Excerpt from a dataset
____________
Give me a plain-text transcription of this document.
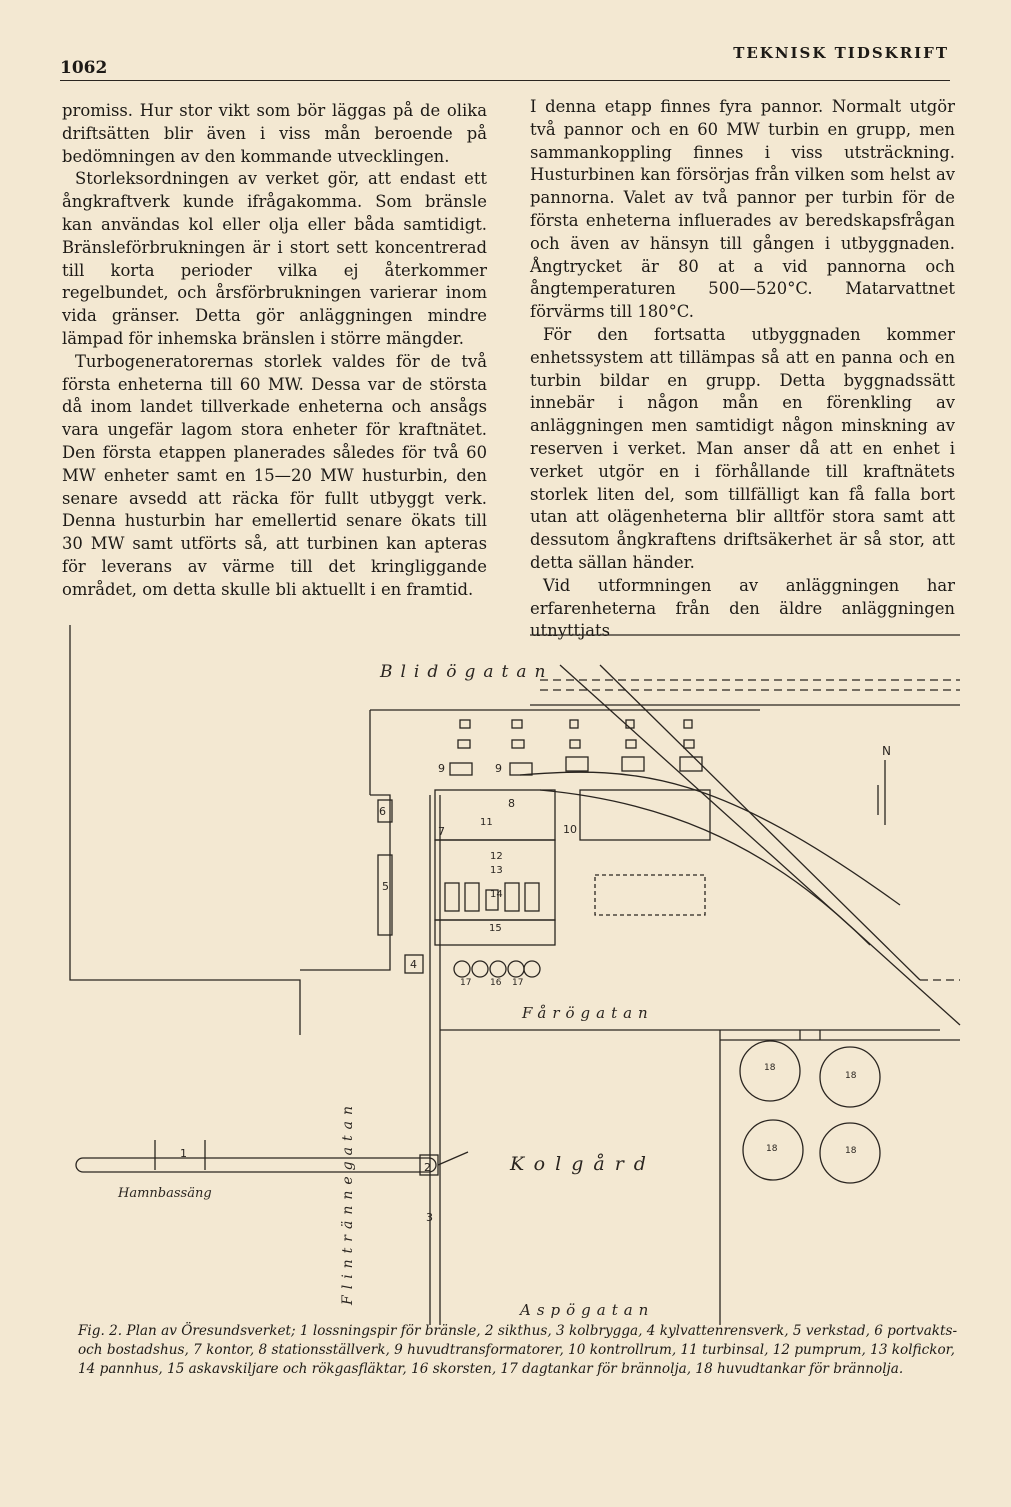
1062
TEKNISK TIDSKRIFT

promiss. Hur stor vikt som bör läggas på de olika driftsätten blir även i viss mån beroende på bedömningen av den kommande utvecklingen.

Storleksordningen av verket gör, att endast ett ångkraftverk kunde ifrågakomma. Som bränsle kan användas kol eller olja eller båda samtidigt. Bränsleförbrukningen är i stort sett koncentrerad till korta perioder vilka ej återkommer regelbundet, och årsförbrukningen varierar inom vida gränser. Detta gör anläggningen mindre lämpad för inhemska bränslen i större mängder.

Turbogeneratorernas storlek valdes för de två första enheterna till 60 MW. Dessa var de största då inom landet tillverkade enheterna och ansågs vara ungefär lagom stora enheter för kraftnätet. Den första etappen planerades således för två 60 MW enheter samt en 15—20 MW husturbin, den senare avsedd att räcka för fullt utbyggt verk. Denna husturbin har emellertid senare ökats till 30 MW samt utförts så, att turbinen kan apteras för leverans av värme till det kringliggande området, om detta skulle bli aktuellt i en framtid.

I denna etapp finnes fyra pannor. Normalt utgör två pannor och en 60 MW turbin en grupp, men sammankoppling finnes i viss utsträckning. Husturbinen kan försörjas från vilken som helst av pannorna. Valet av två pannor per turbin för de första enheterna influerades av beredskapsfrågan och även av hänsyn till gången i utbyggnaden. Ångtrycket är 80 at a vid pannorna och ångtemperaturen 500—520°C. Matarvattnet förvärms till 180°C.

För den fortsatta utbyggnaden kommer enhetssystem att tillämpas så att en panna och en turbin bildar en grupp. Detta byggnadssätt innebär i någon mån en förenkling av anläggningen men samtidigt någon minskning av reserven i verket. Man anser då att en enhet i verket utgör en i förhållande till kraftnätets storlek liten del, som tillfälligt kan få falla bort utan att olägenheterna blir alltför stora samt att dessutom ångkraftens driftsäkerhet är så stor, att detta sällan händer.

Vid utformningen av anläggningen har erfarenheterna från den äldre anläggningen utnyttjats

Blidögatan
Fårögatan
Aspögatan
Kolgård
Hamnbassäng	Flintrännegatan
N
1
2
3
4
5
6
7
8
9	9
10
11
12
13
14
15
16
17	17
18
18
18	18
Fig. 2. Plan av Öresundsverket; 1 lossningspir för bränsle, 2 sikthus, 3 kolbrygga, 4 kylvattenrensverk, 5 verkstad, 6 portvakts- och bostadshus, 7 kontor, 8 stationsställverk, 9 huvudtransformatorer, 10 kontrollrum, 11 turbinsal, 12 pumprum, 13 kolfickor, 14 pannhus, 15 askavskiljare och rökgasfläktar, 16 skorsten, 17 dagtankar för brännolja, 18 huvudtankar för brännolja.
____________
> PROBLEM
Copy the material above in full and exactly, skipping pictures.

> SOLUTION
Give me a plain-text transcription of this document.
1062
TEKNISK TIDSKRIFT

promiss. Hur stor vikt som bör läggas på de olika driftsätten blir även i viss mån beroende på bedömningen av den kommande utvecklingen.

Storleksordningen av verket gör, att endast ett ångkraftverk kunde ifrågakomma. Som bränsle kan användas kol eller olja eller båda samtidigt. Bränsleförbrukningen är i stort sett koncentrerad till korta perioder vilka ej återkommer regelbundet, och årsförbrukningen varierar inom vida gränser. Detta gör anläggningen mindre lämpad för inhemska bränslen i större mängder.

Turbogeneratorernas storlek valdes för de två första enheterna till 60 MW. Dessa var de största då inom landet tillverkade enheterna och ansågs vara ungefär lagom stora enheter för kraftnätet. Den första etappen planerades således för två 60 MW enheter samt en 15—20 MW husturbin, den senare avsedd att räcka för fullt utbyggt verk. Denna husturbin har emellertid senare ökats till 30 MW samt utförts så, att turbinen kan apteras för leverans av värme till det kringliggande området, om detta skulle bli aktuellt i en framtid.

I denna etapp finnes fyra pannor. Normalt utgör två pannor och en 60 MW turbin en grupp, men sammankoppling finnes i viss utsträckning. Husturbinen kan försörjas från vilken som helst av pannorna. Valet av två pannor per turbin för de första enheterna influerades av beredskapsfrågan och även av hänsyn till gången i utbyggnaden. Ångtrycket är 80 at a vid pannorna och ångtemperaturen 500—520°C. Matarvattnet förvärms till 180°C.

För den fortsatta utbyggnaden kommer enhetssystem att tillämpas så att en panna och en turbin bildar en grupp. Detta byggnadssätt innebär i någon mån en förenkling av anläggningen men samtidigt någon minskning av reserven i verket. Man anser då att en enhet i verket utgör en i förhållande till kraftnätets storlek liten del, som tillfälligt kan få falla bort utan att olägenheterna blir alltför stora samt att dessutom ångkraftens driftsäkerhet är så stor, att detta sällan händer.

Vid utformningen av anläggningen har erfarenheterna från den äldre anläggningen utnyttjats

Blidögatan
Fårögatan
Aspögatan
Kolgård
Hamnbassäng	Flintrännegatan
N
1
2
3
4
5
6
7
8
9	9
10
11
12
13
14
15
16
17	17
18
18
18	18
Fig. 2. Plan av Öresundsverket; 1 lossningspir för bränsle, 2 sikthus, 3 kolbrygga, 4 kylvattenrensverk, 5 verkstad, 6 portvakts- och bostadshus, 7 kontor, 8 stationsställverk, 9 huvudtransformatorer, 10 kontrollrum, 11 turbinsal, 12 pumprum, 13 kolfickor, 14 pannhus, 15 askavskiljare och rökgasfläktar, 16 skorsten, 17 dagtankar för brännolja, 18 huvudtankar för brännolja.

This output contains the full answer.